Copy the rows word for word, starting at the first one and ending with the line that contains "The parking location 200 is at (226, 66).", including that line.

(Saved data entries)
────────────────────────────────────────
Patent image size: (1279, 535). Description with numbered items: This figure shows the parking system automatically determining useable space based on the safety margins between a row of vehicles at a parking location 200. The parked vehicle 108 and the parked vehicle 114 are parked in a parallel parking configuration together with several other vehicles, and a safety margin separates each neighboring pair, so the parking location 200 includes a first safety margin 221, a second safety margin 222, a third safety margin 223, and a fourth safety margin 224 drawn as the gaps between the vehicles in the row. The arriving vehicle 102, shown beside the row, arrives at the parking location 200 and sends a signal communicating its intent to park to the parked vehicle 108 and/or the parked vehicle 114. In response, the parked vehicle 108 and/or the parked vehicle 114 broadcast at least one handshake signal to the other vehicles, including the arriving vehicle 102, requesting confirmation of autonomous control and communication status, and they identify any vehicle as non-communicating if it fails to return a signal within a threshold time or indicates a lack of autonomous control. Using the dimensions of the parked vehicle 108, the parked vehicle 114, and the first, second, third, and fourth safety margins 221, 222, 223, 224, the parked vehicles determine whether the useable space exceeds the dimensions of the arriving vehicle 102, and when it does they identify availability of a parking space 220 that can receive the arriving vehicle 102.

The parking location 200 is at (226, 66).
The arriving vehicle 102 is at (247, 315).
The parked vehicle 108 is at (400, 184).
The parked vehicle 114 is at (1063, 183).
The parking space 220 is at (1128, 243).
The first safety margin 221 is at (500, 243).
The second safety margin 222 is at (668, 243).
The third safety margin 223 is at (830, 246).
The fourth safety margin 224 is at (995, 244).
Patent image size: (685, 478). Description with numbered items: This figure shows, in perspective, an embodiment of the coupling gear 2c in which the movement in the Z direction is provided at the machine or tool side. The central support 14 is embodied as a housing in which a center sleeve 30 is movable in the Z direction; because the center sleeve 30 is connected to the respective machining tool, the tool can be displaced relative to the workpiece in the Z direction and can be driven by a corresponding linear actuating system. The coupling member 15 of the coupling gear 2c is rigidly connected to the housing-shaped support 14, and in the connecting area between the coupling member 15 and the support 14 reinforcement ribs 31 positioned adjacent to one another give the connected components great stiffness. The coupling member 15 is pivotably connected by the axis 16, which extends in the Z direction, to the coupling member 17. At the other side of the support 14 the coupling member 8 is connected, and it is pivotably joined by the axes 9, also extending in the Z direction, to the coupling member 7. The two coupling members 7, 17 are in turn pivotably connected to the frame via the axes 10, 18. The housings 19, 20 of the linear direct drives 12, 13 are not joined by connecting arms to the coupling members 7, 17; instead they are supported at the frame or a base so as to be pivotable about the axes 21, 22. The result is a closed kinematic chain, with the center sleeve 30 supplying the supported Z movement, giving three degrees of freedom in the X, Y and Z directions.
────────────────────────────────────────
## Exercise solution
Patent image size: (1279, 535). Description with numbered items: This figure shows the parking system automatically determining useable space based on the safety margins between a row of vehicles at a parking location 200. The parked vehicle 108 and the parked vehicle 114 are parked in a parallel parking configuration together with several other vehicles, and a safety margin separates each neighboring pair, so the parking location 200 includes a first safety margin 221, a second safety margin 222, a third safety margin 223, and a fourth safety margin 224 drawn as the gaps between the vehicles in the row. The arriving vehicle 102, shown beside the row, arrives at the parking location 200 and sends a signal communicating its intent to park to the parked vehicle 108 and/or the parked vehicle 114. In response, the parked vehicle 108 and/or the parked vehicle 114 broadcast at least one handshake signal to the other vehicles, including the arriving vehicle 102, requesting confirmation of autonomous control and communication status, and they identify any vehicle as non-communicating if it fails to return a signal within a threshold time or indicates a lack of autonomous control. Using the dimensions of the parked vehicle 108, the parked vehicle 114, and the first, second, third, and fourth safety margins 221, 222, 223, 224, the parked vehicles determine whether the useable space exceeds the dimensions of the arriving vehicle 102, and when it does they identify availability of a parking space 220 that can receive the arriving vehicle 102.

The parking location 200 is at (226, 66).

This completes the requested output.